— Start Document —

Friday, March 8, 2019

summation - Sum of binomial coefficients when lower suffices is same in the series: ${m choose m}+{m+1 choose m}+{m+2 choose m}+...+{n choose m}$




I want to find out sum of the following series:
$${m \choose m}+{m+1 \choose m}+{m+2 \choose m}+...+{n \choose m}$$
My try:
${m \choose m}+{m+1 \choose m}+{m+2 \choose m}+...+{n \choose m}$ = Coefficient of $x^m$ in the expansion of $(1+x)^m + (1+x)^{m+1} + ... + (1+x)^n$

Or, Coefficient of $x^m$
$$\frac{(1+x)^{m}((1+x)^{n}-1)}{1+x-1}$$
$$=\frac{(1+x)^{m+n}-(1+x)^{m}}{x}$$
But, how to proceed further?

— End Document —
— Start Material supplied —

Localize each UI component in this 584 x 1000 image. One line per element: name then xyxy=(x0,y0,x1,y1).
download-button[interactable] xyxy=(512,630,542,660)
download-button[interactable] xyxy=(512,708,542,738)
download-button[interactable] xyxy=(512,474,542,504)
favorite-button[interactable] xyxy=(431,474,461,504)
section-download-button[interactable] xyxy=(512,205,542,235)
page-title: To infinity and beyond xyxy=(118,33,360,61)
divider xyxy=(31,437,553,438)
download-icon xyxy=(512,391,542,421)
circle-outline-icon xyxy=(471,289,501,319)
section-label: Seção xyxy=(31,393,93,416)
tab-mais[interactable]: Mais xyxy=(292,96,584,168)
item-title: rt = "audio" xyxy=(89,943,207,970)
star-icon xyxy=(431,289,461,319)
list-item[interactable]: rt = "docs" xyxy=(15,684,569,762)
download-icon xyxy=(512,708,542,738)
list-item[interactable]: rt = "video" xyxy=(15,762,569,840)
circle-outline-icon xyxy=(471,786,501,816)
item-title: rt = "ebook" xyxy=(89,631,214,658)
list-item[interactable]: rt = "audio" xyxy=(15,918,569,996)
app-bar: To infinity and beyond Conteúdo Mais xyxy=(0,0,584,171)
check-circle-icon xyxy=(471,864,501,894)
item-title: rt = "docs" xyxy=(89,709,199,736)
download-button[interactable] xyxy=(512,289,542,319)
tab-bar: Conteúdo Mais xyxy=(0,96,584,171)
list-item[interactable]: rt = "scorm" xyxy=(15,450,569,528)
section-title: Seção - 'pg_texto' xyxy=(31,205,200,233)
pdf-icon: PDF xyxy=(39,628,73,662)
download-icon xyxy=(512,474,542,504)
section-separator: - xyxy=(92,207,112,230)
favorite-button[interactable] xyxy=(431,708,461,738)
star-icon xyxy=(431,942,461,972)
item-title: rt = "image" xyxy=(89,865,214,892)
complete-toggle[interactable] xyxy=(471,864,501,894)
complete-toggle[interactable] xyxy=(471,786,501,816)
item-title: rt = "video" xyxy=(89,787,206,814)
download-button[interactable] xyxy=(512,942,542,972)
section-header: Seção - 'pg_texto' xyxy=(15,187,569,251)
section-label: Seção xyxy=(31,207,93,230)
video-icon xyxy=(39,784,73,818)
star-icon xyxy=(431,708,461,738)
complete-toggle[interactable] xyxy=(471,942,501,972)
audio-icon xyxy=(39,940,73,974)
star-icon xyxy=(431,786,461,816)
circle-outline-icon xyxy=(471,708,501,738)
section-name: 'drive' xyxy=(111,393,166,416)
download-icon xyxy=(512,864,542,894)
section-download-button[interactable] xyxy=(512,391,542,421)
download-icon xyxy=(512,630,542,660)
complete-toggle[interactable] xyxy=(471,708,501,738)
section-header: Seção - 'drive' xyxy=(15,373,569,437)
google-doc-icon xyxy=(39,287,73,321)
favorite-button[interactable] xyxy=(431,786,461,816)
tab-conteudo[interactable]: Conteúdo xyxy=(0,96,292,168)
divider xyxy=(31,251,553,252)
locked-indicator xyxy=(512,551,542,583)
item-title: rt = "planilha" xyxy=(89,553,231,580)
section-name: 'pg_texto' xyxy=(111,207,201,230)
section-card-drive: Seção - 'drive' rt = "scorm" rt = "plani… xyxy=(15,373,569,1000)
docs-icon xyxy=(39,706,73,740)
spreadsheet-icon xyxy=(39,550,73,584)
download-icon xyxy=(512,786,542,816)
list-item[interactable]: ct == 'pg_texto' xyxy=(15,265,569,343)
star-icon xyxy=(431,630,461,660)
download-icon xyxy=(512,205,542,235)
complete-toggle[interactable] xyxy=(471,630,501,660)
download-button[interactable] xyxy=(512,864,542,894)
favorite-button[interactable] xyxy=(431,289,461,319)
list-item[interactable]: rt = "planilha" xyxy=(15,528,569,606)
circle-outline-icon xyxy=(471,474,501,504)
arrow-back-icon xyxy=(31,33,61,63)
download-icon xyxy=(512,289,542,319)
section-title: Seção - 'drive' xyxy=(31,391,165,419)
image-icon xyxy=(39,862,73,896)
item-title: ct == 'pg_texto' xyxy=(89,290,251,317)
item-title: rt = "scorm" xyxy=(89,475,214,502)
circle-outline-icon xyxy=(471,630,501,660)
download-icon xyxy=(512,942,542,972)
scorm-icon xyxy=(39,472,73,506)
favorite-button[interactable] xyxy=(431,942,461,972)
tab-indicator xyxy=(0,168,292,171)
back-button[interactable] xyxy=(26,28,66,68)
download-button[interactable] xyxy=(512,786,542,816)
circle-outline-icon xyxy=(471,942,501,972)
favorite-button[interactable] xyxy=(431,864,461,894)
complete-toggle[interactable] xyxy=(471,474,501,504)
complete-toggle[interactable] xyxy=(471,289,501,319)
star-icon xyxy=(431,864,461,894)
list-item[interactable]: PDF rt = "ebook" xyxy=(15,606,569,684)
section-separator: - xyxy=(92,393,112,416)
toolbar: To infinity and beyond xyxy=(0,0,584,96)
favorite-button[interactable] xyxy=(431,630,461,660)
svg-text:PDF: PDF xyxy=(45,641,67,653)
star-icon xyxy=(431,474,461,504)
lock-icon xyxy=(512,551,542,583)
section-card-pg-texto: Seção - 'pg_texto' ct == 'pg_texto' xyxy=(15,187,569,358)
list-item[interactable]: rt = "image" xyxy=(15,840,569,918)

— End Material supplied —

Exercise instructions:
- a) Rewrite the passage of the post on summing binomial coefficients starting at "summation - Sum" and ending at "to proceed further?", changing "series" to "sequence".
- b) In the post on summing binomial coefficients, what does the writer's attempt equate the sum to?
Work from the text alone.

Solutions per task:
- a)
summation - Sum of binomial coefficients when lower suffices is same in the sequence: ${m choose m}+{m+1 choose m}+{m+2 choose m}+...+{n choose m}$




I want to find out sum of the following sequence:
$${m \choose m}+{m+1 \choose m}+{m+2 \choose m}+...+{n \choose m}$$
My try:
${m \choose m}+{m+1 \choose m}+{m+2 \choose m}+...+{n \choose m}$ = Coefficient of $x^m$ in the expansion of $(1+x)^m + (1+x)^{m+1} + ... + (1+x)^n$

Or, Coefficient of $x^m$
$$\frac{(1+x)^{m}((1+x)^{n}-1)}{1+x-1}$$
$$=\frac{(1+x)^{m+n}-(1+x)^{m}}{x}$$
But, how to proceed further?

- b) The coefficient of x^m in the expansion of (1+x)^m + (1+x)^(m+1) + ... + (1+x)^n.